-- START OF PROVIDED ENTRIES --
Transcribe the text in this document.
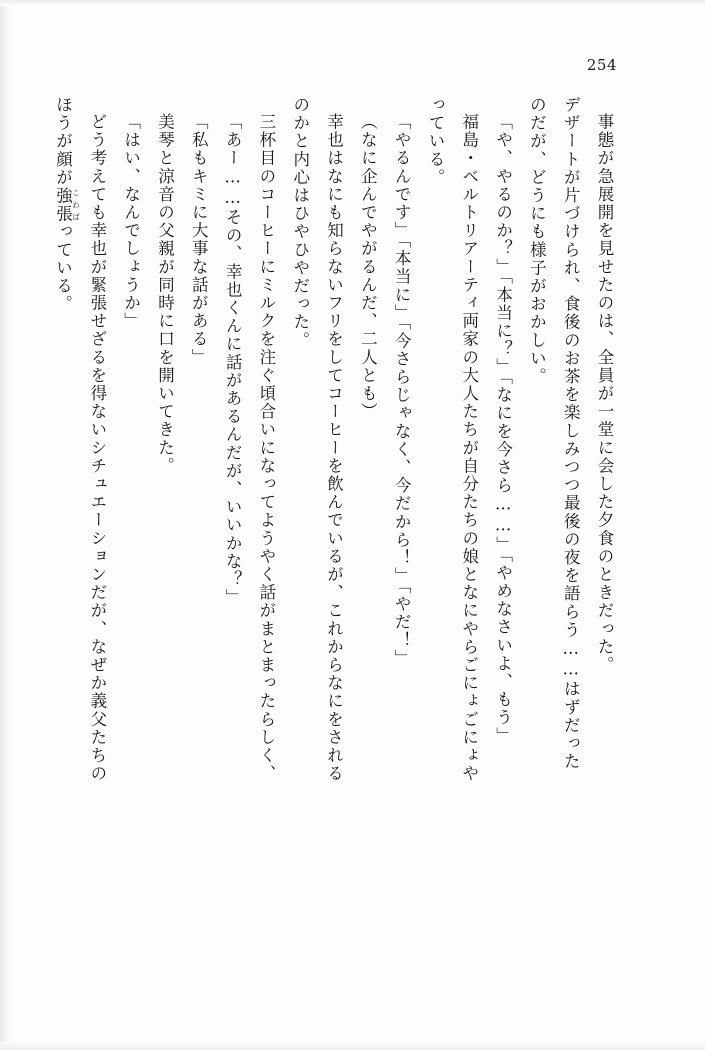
254

事態が急展開を見せたのは、全員が一堂に会した夕食のときだった。

デザートが片づけられ、食後のお茶を楽しみつつ最後の夜を語らう……はずだった

のだが、どうにも様子がおかしい。

「や、やるのか？」「本当に？」「なにを今さら……」「やめなさいよ、もう」

福島・ベルトリアーティ両家の大人たちが自分たちの娘となにやらごにょごにょや

っている。

「やるんです」「本当に」「今さらじゃなく、今だから！」「やだ！」

（なに企んでやがるんだ、二人とも）

幸也はなにも知らないフリをしてコーヒーを飲んでいるが、これからなにをされる

のかと内心はひやひやだった。

三杯目のコーヒーにミルクを注ぐ頃合いになってようやく話がまとまったらしく、

「あー……その、幸也くんに話があるんだが、いいかな？」

「私もキミに大事な話がある」

美琴と涼音の父親が同時に口を開いてきた。

「はい、なんでしょうか」

どう考えても幸也が緊張せざるを得ないシチュエーションだが、なぜか義父たちの

ほうが顔が強張 こわばっている。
-- END OF PROVIDED ENTRIES --
TASK GOAL -> Repeat everything in the records precisely. Images are excluded from the copy.

THE RESULT ->
Transcribe the text in this document.
254

事態が急展開を見せたのは、全員が一堂に会した夕食のときだった。

デザートが片づけられ、食後のお茶を楽しみつつ最後の夜を語らう……はずだった

のだが、どうにも様子がおかしい。

「や、やるのか？」「本当に？」「なにを今さら……」「やめなさいよ、もう」

福島・ベルトリアーティ両家の大人たちが自分たちの娘となにやらごにょごにょや

っている。

「やるんです」「本当に」「今さらじゃなく、今だから！」「やだ！」

（なに企んでやがるんだ、二人とも）

幸也はなにも知らないフリをしてコーヒーを飲んでいるが、これからなにをされる

のかと内心はひやひやだった。

三杯目のコーヒーにミルクを注ぐ頃合いになってようやく話がまとまったらしく、

「あー……その、幸也くんに話があるんだが、いいかな？」

「私もキミに大事な話がある」

美琴と涼音の父親が同時に口を開いてきた。

「はい、なんでしょうか」

どう考えても幸也が緊張せざるを得ないシチュエーションだが、なぜか義父たちの

ほうが顔が強張 こわばっている。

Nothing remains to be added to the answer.